The task
Omit all pictures. Copy the rest of the material exactly.

◆ ◆ ◆ ◆ ◆

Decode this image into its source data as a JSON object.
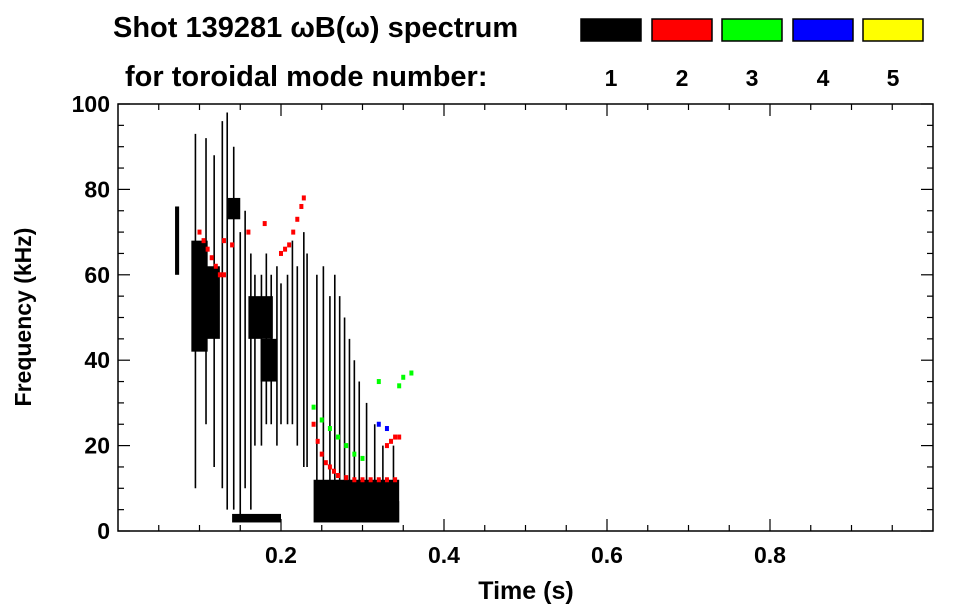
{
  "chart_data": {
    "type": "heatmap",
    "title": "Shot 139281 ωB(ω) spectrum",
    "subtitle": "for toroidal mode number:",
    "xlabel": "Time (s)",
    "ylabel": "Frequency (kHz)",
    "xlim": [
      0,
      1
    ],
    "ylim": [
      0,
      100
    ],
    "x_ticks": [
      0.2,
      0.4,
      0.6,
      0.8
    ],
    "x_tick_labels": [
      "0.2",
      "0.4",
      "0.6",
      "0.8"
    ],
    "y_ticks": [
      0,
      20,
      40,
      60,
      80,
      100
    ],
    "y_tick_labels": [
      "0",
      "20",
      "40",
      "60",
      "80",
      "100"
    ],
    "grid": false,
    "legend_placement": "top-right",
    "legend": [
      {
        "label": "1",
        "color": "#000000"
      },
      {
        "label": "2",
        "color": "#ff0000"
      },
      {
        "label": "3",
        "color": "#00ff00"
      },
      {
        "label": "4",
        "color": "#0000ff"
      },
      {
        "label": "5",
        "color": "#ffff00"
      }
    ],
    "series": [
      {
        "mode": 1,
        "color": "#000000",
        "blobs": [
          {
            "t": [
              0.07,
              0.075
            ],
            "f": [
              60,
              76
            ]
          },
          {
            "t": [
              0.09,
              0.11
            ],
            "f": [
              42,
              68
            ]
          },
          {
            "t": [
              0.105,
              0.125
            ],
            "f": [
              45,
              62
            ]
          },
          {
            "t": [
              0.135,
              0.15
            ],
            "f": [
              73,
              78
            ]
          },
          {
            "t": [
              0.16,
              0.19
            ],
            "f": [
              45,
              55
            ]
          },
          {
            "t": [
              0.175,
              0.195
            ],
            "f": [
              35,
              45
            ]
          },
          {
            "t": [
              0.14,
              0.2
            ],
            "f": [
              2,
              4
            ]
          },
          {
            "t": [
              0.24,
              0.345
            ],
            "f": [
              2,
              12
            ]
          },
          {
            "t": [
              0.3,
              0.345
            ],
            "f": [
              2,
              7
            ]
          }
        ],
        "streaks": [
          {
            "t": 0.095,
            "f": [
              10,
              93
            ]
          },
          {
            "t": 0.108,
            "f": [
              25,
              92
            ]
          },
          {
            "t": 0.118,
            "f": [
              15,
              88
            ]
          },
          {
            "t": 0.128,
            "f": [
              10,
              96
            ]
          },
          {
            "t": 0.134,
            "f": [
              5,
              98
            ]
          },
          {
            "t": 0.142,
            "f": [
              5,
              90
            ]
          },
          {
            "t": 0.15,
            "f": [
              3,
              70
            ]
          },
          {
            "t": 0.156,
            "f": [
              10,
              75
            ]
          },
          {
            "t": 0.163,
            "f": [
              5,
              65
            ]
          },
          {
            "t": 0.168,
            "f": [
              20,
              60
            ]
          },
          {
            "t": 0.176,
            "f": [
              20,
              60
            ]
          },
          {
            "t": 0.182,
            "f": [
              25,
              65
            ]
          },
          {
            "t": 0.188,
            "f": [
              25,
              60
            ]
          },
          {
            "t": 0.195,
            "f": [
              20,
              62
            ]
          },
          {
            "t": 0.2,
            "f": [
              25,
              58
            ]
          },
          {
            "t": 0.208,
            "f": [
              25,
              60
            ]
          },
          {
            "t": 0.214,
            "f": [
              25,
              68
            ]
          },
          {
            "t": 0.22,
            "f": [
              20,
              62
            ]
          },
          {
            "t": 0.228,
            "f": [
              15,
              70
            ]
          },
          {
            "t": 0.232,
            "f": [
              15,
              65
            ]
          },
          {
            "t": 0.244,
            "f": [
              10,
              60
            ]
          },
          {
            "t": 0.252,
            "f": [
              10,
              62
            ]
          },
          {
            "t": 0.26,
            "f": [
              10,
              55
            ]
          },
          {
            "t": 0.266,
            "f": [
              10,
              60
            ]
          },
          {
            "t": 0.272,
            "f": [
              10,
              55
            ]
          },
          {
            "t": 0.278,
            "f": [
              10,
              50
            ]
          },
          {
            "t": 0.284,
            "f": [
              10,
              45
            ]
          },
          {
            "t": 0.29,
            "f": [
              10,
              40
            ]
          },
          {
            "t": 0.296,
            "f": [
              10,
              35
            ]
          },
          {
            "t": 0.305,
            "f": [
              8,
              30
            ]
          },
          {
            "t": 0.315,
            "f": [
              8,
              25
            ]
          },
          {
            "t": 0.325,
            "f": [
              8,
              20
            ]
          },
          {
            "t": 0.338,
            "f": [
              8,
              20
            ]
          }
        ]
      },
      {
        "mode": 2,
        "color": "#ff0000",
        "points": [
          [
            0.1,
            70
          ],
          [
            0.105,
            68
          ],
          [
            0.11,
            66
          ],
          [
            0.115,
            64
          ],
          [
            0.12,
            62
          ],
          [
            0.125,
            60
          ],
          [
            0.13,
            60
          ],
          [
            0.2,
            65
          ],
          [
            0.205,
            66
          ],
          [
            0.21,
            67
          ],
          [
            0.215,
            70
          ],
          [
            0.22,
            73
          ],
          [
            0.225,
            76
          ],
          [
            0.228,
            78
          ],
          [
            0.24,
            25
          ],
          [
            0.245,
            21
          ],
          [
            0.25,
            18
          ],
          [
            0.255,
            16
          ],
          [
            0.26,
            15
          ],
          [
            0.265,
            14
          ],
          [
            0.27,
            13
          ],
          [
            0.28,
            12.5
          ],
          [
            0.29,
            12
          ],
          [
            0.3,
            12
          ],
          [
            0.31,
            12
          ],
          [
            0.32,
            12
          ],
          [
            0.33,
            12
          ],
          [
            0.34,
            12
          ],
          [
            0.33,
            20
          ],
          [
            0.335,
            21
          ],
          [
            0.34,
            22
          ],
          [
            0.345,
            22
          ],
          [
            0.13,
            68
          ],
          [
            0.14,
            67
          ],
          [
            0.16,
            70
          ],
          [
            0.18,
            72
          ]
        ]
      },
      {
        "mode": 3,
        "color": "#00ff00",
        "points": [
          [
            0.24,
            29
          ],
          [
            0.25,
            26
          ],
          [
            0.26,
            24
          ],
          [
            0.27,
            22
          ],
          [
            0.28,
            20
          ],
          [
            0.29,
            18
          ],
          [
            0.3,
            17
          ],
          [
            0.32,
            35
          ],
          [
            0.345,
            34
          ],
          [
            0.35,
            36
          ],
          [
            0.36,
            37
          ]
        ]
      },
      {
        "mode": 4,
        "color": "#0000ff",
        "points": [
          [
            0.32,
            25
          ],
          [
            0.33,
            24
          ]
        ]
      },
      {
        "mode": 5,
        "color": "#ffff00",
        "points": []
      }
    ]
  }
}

◆ ◆ ◆ ◆ ◆

Task answer
Decode this image into its source data as a JSON object.
{
  "chart_data": {
    "type": "heatmap",
    "title": "Shot 139281 ωB(ω) spectrum",
    "subtitle": "for toroidal mode number:",
    "xlabel": "Time (s)",
    "ylabel": "Frequency (kHz)",
    "xlim": [
      0,
      1
    ],
    "ylim": [
      0,
      100
    ],
    "x_ticks": [
      0.2,
      0.4,
      0.6,
      0.8
    ],
    "x_tick_labels": [
      "0.2",
      "0.4",
      "0.6",
      "0.8"
    ],
    "y_ticks": [
      0,
      20,
      40,
      60,
      80,
      100
    ],
    "y_tick_labels": [
      "0",
      "20",
      "40",
      "60",
      "80",
      "100"
    ],
    "grid": false,
    "legend_placement": "top-right",
    "legend": [
      {
        "label": "1",
        "color": "#000000"
      },
      {
        "label": "2",
        "color": "#ff0000"
      },
      {
        "label": "3",
        "color": "#00ff00"
      },
      {
        "label": "4",
        "color": "#0000ff"
      },
      {
        "label": "5",
        "color": "#ffff00"
      }
    ],
    "series": [
      {
        "mode": 1,
        "color": "#000000",
        "blobs": [
          {
            "t": [
              0.07,
              0.075
            ],
            "f": [
              60,
              76
            ]
          },
          {
            "t": [
              0.09,
              0.11
            ],
            "f": [
              42,
              68
            ]
          },
          {
            "t": [
              0.105,
              0.125
            ],
            "f": [
              45,
              62
            ]
          },
          {
            "t": [
              0.135,
              0.15
            ],
            "f": [
              73,
              78
            ]
          },
          {
            "t": [
              0.16,
              0.19
            ],
            "f": [
              45,
              55
            ]
          },
          {
            "t": [
              0.175,
              0.195
            ],
            "f": [
              35,
              45
            ]
          },
          {
            "t": [
              0.14,
              0.2
            ],
            "f": [
              2,
              4
            ]
          },
          {
            "t": [
              0.24,
              0.345
            ],
            "f": [
              2,
              12
            ]
          },
          {
            "t": [
              0.3,
              0.345
            ],
            "f": [
              2,
              7
            ]
          }
        ],
        "streaks": [
          {
            "t": 0.095,
            "f": [
              10,
              93
            ]
          },
          {
            "t": 0.108,
            "f": [
              25,
              92
            ]
          },
          {
            "t": 0.118,
            "f": [
              15,
              88
            ]
          },
          {
            "t": 0.128,
            "f": [
              10,
              96
            ]
          },
          {
            "t": 0.134,
            "f": [
              5,
              98
            ]
          },
          {
            "t": 0.142,
            "f": [
              5,
              90
            ]
          },
          {
            "t": 0.15,
            "f": [
              3,
              70
            ]
          },
          {
            "t": 0.156,
            "f": [
              10,
              75
            ]
          },
          {
            "t": 0.163,
            "f": [
              5,
              65
            ]
          },
          {
            "t": 0.168,
            "f": [
              20,
              60
            ]
          },
          {
            "t": 0.176,
            "f": [
              20,
              60
            ]
          },
          {
            "t": 0.182,
            "f": [
              25,
              65
            ]
          },
          {
            "t": 0.188,
            "f": [
              25,
              60
            ]
          },
          {
            "t": 0.195,
            "f": [
              20,
              62
            ]
          },
          {
            "t": 0.2,
            "f": [
              25,
              58
            ]
          },
          {
            "t": 0.208,
            "f": [
              25,
              60
            ]
          },
          {
            "t": 0.214,
            "f": [
              25,
              68
            ]
          },
          {
            "t": 0.22,
            "f": [
              20,
              62
            ]
          },
          {
            "t": 0.228,
            "f": [
              15,
              70
            ]
          },
          {
            "t": 0.232,
            "f": [
              15,
              65
            ]
          },
          {
            "t": 0.244,
            "f": [
              10,
              60
            ]
          },
          {
            "t": 0.252,
            "f": [
              10,
              62
            ]
          },
          {
            "t": 0.26,
            "f": [
              10,
              55
            ]
          },
          {
            "t": 0.266,
            "f": [
              10,
              60
            ]
          },
          {
            "t": 0.272,
            "f": [
              10,
              55
            ]
          },
          {
            "t": 0.278,
            "f": [
              10,
              50
            ]
          },
          {
            "t": 0.284,
            "f": [
              10,
              45
            ]
          },
          {
            "t": 0.29,
            "f": [
              10,
              40
            ]
          },
          {
            "t": 0.296,
            "f": [
              10,
              35
            ]
          },
          {
            "t": 0.305,
            "f": [
              8,
              30
            ]
          },
          {
            "t": 0.315,
            "f": [
              8,
              25
            ]
          },
          {
            "t": 0.325,
            "f": [
              8,
              20
            ]
          },
          {
            "t": 0.338,
            "f": [
              8,
              20
            ]
          }
        ]
      },
      {
        "mode": 2,
        "color": "#ff0000",
        "points": [
          [
            0.1,
            70
          ],
          [
            0.105,
            68
          ],
          [
            0.11,
            66
          ],
          [
            0.115,
            64
          ],
          [
            0.12,
            62
          ],
          [
            0.125,
            60
          ],
          [
            0.13,
            60
          ],
          [
            0.2,
            65
          ],
          [
            0.205,
            66
          ],
          [
            0.21,
            67
          ],
          [
            0.215,
            70
          ],
          [
            0.22,
            73
          ],
          [
            0.225,
            76
          ],
          [
            0.228,
            78
          ],
          [
            0.24,
            25
          ],
          [
            0.245,
            21
          ],
          [
            0.25,
            18
          ],
          [
            0.255,
            16
          ],
          [
            0.26,
            15
          ],
          [
            0.265,
            14
          ],
          [
            0.27,
            13
          ],
          [
            0.28,
            12.5
          ],
          [
            0.29,
            12
          ],
          [
            0.3,
            12
          ],
          [
            0.31,
            12
          ],
          [
            0.32,
            12
          ],
          [
            0.33,
            12
          ],
          [
            0.34,
            12
          ],
          [
            0.33,
            20
          ],
          [
            0.335,
            21
          ],
          [
            0.34,
            22
          ],
          [
            0.345,
            22
          ],
          [
            0.13,
            68
          ],
          [
            0.14,
            67
          ],
          [
            0.16,
            70
          ],
          [
            0.18,
            72
          ]
        ]
      },
      {
        "mode": 3,
        "color": "#00ff00",
        "points": [
          [
            0.24,
            29
          ],
          [
            0.25,
            26
          ],
          [
            0.26,
            24
          ],
          [
            0.27,
            22
          ],
          [
            0.28,
            20
          ],
          [
            0.29,
            18
          ],
          [
            0.3,
            17
          ],
          [
            0.32,
            35
          ],
          [
            0.345,
            34
          ],
          [
            0.35,
            36
          ],
          [
            0.36,
            37
          ]
        ]
      },
      {
        "mode": 4,
        "color": "#0000ff",
        "points": [
          [
            0.32,
            25
          ],
          [
            0.33,
            24
          ]
        ]
      },
      {
        "mode": 5,
        "color": "#ffff00",
        "points": []
      }
    ]
  }
}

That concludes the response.